Information provided -
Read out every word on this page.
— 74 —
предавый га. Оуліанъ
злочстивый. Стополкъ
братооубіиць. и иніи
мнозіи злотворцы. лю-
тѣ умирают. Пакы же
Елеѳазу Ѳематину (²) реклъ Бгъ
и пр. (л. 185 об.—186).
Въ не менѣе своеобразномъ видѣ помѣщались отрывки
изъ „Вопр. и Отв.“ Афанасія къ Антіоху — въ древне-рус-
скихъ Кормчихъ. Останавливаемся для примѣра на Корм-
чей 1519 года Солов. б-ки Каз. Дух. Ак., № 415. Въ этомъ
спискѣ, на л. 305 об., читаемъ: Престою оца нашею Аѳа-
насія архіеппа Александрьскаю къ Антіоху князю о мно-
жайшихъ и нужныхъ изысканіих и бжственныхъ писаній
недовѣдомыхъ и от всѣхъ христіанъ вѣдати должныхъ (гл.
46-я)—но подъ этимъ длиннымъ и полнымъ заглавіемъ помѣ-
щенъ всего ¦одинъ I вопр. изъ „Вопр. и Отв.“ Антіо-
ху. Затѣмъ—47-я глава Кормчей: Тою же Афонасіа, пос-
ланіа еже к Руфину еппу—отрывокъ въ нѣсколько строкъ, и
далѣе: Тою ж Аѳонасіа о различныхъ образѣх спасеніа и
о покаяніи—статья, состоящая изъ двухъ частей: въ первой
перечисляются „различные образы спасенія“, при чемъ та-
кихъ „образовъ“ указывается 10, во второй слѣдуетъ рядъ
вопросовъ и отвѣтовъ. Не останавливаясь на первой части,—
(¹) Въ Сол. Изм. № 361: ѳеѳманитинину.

Problem - Repeat the material above in full, exactly as it stands.

Result for this exercise -
Read out every word on this page.
— 74 —
предавый га. Оуліанъ
злочстивый. Стополкъ
братооубіиць. и иніи
мнозіи злотворцы. лю-
тѣ умирают. Пакы же
Елеѳазу Ѳематину (²) реклъ Бгъ
и пр. (л. 185 об.—186).
Въ не менѣе своеобразномъ видѣ помѣщались отрывки
изъ „Вопр. и Отв.“ Афанасія къ Антіоху — въ древне-рус-
скихъ Кормчихъ. Останавливаемся для примѣра на Корм-
чей 1519 года Солов. б-ки Каз. Дух. Ак., № 415. Въ этомъ
спискѣ, на л. 305 об., читаемъ: Престою оца нашею Аѳа-
насія архіеппа Александрьскаю къ Антіоху князю о мно-
жайшихъ и нужныхъ изысканіих и бжственныхъ писаній
недовѣдомыхъ и от всѣхъ христіанъ вѣдати должныхъ (гл.
46-я)—но подъ этимъ длиннымъ и полнымъ заглавіемъ помѣ-
щенъ всего ¦одинъ I вопр. изъ „Вопр. и Отв.“ Антіо-
ху. Затѣмъ—47-я глава Кормчей: Тою же Афонасіа, пос-
ланіа еже к Руфину еппу—отрывокъ въ нѣсколько строкъ, и
далѣе: Тою ж Аѳонасіа о различныхъ образѣх спасеніа и
о покаяніи—статья, состоящая изъ двухъ частей: въ первой
перечисляются „различные образы спасенія“, при чемъ та-
кихъ „образовъ“ указывается 10, во второй слѣдуетъ рядъ
вопросовъ и отвѣтовъ. Не останавливаясь на первой части,—
(¹) Въ Сол. Изм. № 361: ѳеѳманитинину.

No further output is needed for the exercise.